> [DO THIS] Using the listing below, extract each line that has the word "values" in it.

> [DATA PROVIDED]
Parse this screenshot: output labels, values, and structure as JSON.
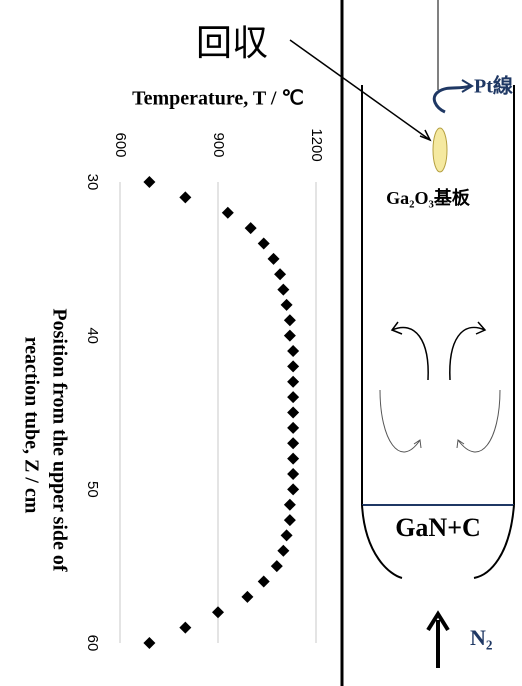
{
  "chart_data": {
    "type": "scatter",
    "orientation": "rotated",
    "title": "Temperature, T / ℃",
    "ylabel_lines": [
      "Position from the upper side of",
      "reaction tube, Z / cm"
    ],
    "x": [
      30,
      31,
      32,
      33,
      34,
      35,
      36,
      37,
      38,
      39,
      40,
      41,
      42,
      43,
      44,
      45,
      46,
      47,
      48,
      49,
      50,
      51,
      52,
      53,
      54,
      55,
      56,
      57,
      58,
      59,
      60
    ],
    "values": [
      690,
      800,
      930,
      1000,
      1040,
      1070,
      1090,
      1100,
      1110,
      1120,
      1120,
      1130,
      1130,
      1130,
      1130,
      1130,
      1130,
      1130,
      1130,
      1130,
      1130,
      1120,
      1120,
      1110,
      1100,
      1080,
      1040,
      990,
      900,
      800,
      690
    ],
    "color": "#000000",
    "xlim": [
      30,
      60
    ],
    "xticks": [
      30,
      40,
      50,
      60
    ],
    "ylim": [
      600,
      1200
    ],
    "yticks": [
      600,
      900,
      1200
    ],
    "grid": true
  },
  "diagram": {
    "recover_label": "回収",
    "pt_label": "Pt線",
    "substrate_label": "Ga₂O₃基板",
    "source_label": "GaN+C",
    "gas_label": "N₂"
  }
}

> [SOLUTION TO THE PROBLEM]
Parse this screenshot: output labels, values, and structure as JSON.
    "values": [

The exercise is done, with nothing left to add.